[Stored entries]
╭──

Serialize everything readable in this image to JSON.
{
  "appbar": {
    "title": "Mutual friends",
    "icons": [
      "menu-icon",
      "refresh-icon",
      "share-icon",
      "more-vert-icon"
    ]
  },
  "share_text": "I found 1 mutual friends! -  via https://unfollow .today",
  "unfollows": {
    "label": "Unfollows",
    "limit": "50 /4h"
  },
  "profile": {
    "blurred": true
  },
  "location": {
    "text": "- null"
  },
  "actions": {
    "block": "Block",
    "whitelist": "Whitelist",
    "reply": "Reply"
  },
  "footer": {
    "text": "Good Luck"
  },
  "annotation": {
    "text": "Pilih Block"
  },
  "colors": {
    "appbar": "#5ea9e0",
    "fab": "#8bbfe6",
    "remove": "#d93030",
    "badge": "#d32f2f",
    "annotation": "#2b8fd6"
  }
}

╰──

Copy every line in the entries above that has the string "friends" in it.

● TASK RESPONSE:
    "title": "Mutual friends",
  "share_text": "I found 1 mutual friends! -  via https://unfollow .today",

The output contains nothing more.